SHORT TASK: Put everything in the data below, from the line containing "Text: 59, HOADS" down to the end of the data, into a JSON list of strings. Use one string per line and skip any blank lines.

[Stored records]
— Begin —
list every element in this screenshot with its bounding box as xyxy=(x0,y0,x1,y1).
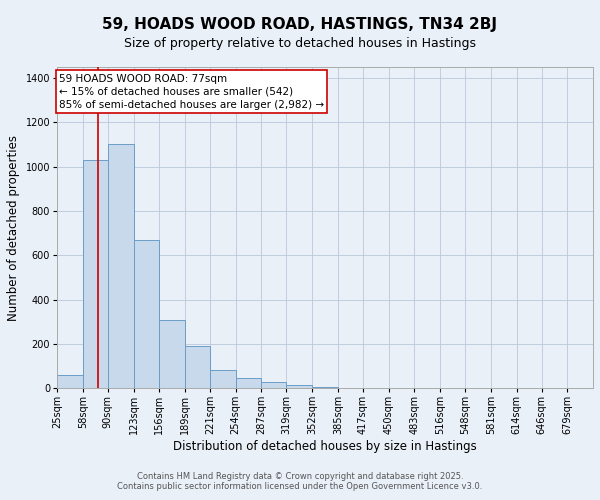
Text: 59, HOADS WOOD ROAD, HASTINGS, TN34 2BJ: 59, HOADS WOOD ROAD, HASTINGS, TN34 2BJ xyxy=(103,18,497,32)
Bar xyxy=(262,382,286,388)
Text: Size of property relative to detached houses in Hastings: Size of property relative to detached ho… xyxy=(124,38,476,51)
Y-axis label: Number of detached properties: Number of detached properties xyxy=(7,134,20,320)
Bar xyxy=(312,387,338,388)
Bar xyxy=(108,144,134,388)
Text: Contains public sector information licensed under the Open Government Licence v3: Contains public sector information licen… xyxy=(118,482,482,491)
Bar xyxy=(185,346,210,388)
Bar xyxy=(57,375,83,388)
Bar xyxy=(210,370,236,388)
Bar xyxy=(286,385,312,388)
Bar xyxy=(134,240,159,388)
Text: 59 HOADS WOOD ROAD: 77sqm
← 15% of detached houses are smaller (542)
85% of semi: 59 HOADS WOOD ROAD: 77sqm ← 15% of detac… xyxy=(59,74,324,110)
Bar xyxy=(159,320,185,388)
Bar xyxy=(83,160,108,388)
X-axis label: Distribution of detached houses by size in Hastings: Distribution of detached houses by size … xyxy=(173,440,477,453)
Text: Contains HM Land Registry data © Crown copyright and database right 2025.: Contains HM Land Registry data © Crown c… xyxy=(137,472,463,481)
Bar xyxy=(236,378,262,388)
— End —
SOLVED EXERCISE:
[
  "Text: 59, HOADS WOOD ROAD, HASTINGS, TN34 2BJ: 59, HOADS WOOD ROAD, HASTINGS, TN34 2BJ xyxy=(103,18,497,32)",
  "Bar xyxy=(262,382,286,388)",
  "Text: Size of property relative to detached houses in Hastings: Size of property relative to detached ho… xyxy=(124,38,476,51)",
  "Y-axis label: Number of detached properties: Number of detached properties xyxy=(7,134,20,320)",
  "Bar xyxy=(312,387,338,388)",
  "Bar xyxy=(108,144,134,388)",
  "Text: Contains public sector information licensed under the Open Government Licence v3: Contains public sector information licen… xyxy=(118,482,482,491)",
  "Bar xyxy=(185,346,210,388)",
  "Bar xyxy=(57,375,83,388)",
  "Bar xyxy=(210,370,236,388)",
  "Bar xyxy=(286,385,312,388)",
  "Bar xyxy=(134,240,159,388)",
  "Text: 59 HOADS WOOD ROAD: 77sqm",
  "← 15% of detached houses are smaller (542)",
  "85% of semi: 59 HOADS WOOD ROAD: 77sqm ← 15% of detac… xyxy=(59,74,324,110)",
  "Bar xyxy=(159,320,185,388)",
  "Bar xyxy=(83,160,108,388)",
  "X-axis label: Distribution of detached houses by size in Hastings: Distribution of detached houses by size … xyxy=(173,440,477,453)",
  "Text: Contains HM Land Registry data © Crown copyright and database right 2025.: Contains HM Land Registry data © Crown c… xyxy=(137,472,463,481)",
  "Bar xyxy=(236,378,262,388)"
]